Stored data =
* * * * *

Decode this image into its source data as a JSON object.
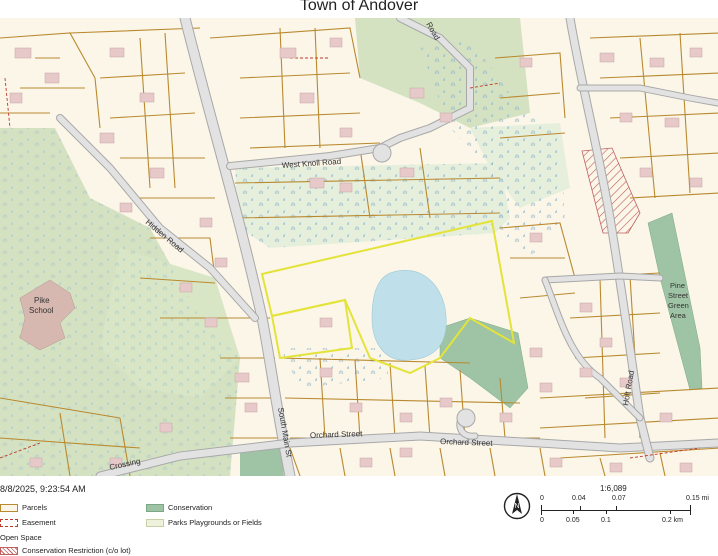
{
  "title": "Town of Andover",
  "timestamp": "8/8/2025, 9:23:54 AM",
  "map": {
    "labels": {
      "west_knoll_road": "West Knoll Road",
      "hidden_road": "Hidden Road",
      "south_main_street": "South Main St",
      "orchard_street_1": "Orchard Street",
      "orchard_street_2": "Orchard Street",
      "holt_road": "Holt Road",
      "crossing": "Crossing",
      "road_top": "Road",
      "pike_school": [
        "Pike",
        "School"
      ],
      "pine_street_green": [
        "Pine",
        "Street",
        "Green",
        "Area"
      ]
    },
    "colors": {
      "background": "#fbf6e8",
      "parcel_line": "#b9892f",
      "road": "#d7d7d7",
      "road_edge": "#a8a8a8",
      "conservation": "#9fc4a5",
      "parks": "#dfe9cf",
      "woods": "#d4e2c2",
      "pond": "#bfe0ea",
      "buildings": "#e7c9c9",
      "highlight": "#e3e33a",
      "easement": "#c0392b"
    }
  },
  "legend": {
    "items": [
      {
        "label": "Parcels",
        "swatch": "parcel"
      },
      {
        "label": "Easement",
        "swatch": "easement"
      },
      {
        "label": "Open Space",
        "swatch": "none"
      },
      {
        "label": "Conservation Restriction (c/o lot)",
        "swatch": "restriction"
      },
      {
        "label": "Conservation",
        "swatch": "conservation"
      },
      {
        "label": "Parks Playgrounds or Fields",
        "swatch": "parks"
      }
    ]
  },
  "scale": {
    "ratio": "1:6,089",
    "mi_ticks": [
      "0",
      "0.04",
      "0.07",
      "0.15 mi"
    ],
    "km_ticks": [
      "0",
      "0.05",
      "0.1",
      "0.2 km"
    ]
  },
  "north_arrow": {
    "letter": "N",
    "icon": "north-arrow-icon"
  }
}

* * * * *

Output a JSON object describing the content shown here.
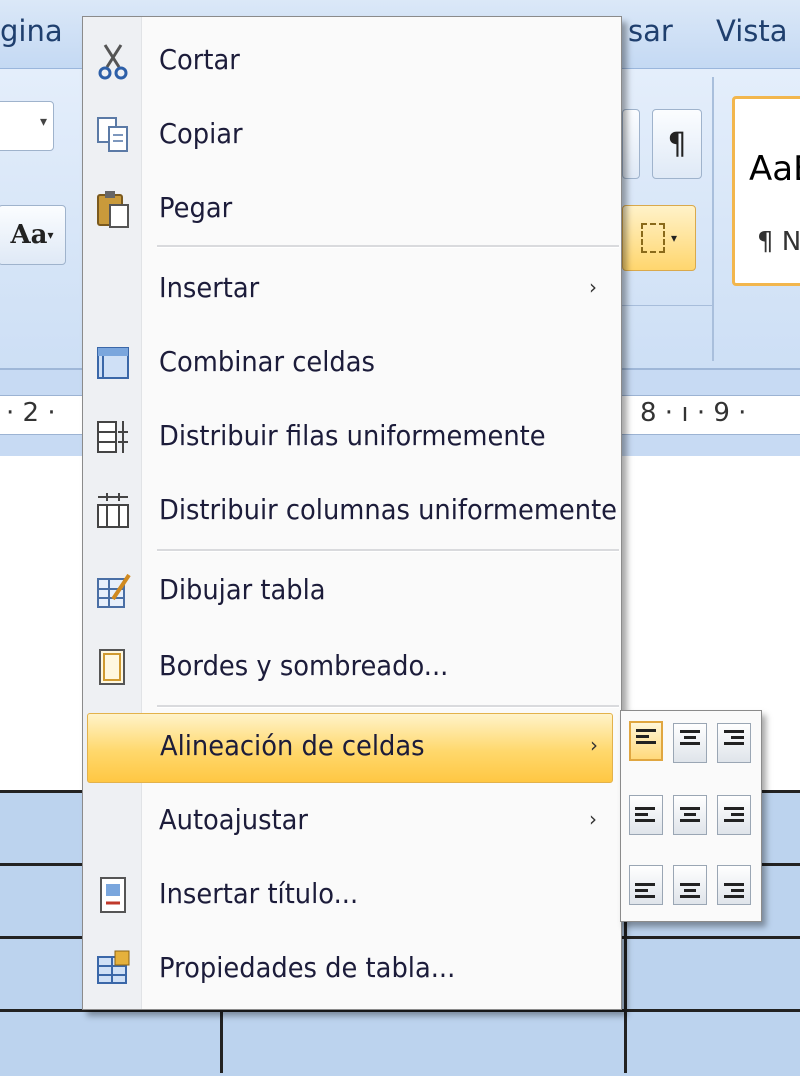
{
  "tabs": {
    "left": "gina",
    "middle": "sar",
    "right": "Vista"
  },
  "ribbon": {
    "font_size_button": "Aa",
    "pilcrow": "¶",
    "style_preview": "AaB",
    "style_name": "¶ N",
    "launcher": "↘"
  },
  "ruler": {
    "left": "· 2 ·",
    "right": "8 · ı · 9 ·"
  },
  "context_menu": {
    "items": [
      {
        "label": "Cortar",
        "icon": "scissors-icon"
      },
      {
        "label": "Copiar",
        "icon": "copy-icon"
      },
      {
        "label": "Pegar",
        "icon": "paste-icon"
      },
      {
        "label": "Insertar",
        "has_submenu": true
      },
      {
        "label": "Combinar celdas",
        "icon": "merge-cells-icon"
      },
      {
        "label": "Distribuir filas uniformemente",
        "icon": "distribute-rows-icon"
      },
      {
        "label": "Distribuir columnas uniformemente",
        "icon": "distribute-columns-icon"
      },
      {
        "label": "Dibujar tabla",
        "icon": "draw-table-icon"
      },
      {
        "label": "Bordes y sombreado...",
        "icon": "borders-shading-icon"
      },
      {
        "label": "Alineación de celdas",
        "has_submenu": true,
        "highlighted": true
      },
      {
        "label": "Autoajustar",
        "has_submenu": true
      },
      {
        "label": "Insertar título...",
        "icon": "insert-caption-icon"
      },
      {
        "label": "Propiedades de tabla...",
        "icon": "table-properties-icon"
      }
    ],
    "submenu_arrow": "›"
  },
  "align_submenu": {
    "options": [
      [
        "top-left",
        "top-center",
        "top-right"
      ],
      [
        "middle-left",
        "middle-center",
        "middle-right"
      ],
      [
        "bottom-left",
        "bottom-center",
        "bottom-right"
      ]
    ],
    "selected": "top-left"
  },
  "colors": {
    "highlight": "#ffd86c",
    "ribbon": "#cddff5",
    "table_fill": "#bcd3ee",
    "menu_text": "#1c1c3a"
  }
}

* * * * *

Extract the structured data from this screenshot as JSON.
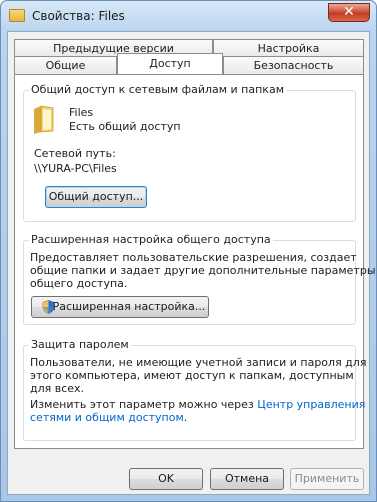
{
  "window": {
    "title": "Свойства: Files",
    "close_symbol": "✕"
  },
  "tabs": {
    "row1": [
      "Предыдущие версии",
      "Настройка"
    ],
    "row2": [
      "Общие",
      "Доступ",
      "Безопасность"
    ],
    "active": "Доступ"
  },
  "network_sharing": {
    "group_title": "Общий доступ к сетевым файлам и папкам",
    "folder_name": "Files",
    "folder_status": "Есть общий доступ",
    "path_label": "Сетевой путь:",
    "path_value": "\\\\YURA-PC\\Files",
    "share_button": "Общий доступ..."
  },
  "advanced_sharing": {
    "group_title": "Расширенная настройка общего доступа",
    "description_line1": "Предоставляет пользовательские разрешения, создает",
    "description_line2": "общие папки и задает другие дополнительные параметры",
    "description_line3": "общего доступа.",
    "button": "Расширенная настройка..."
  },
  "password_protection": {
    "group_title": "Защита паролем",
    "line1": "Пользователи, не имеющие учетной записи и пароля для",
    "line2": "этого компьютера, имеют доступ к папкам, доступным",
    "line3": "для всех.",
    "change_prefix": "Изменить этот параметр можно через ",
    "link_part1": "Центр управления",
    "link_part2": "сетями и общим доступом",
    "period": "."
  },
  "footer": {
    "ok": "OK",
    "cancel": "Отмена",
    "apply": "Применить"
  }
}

* * * * *

WHAT THE TASK ASKS = Copy each line of the preceding data that contains the string "общего".

SOLVED EXERCISE =
    "group_title": "Расширенная настройка общего доступа",
    "description_line3": "общего доступа.",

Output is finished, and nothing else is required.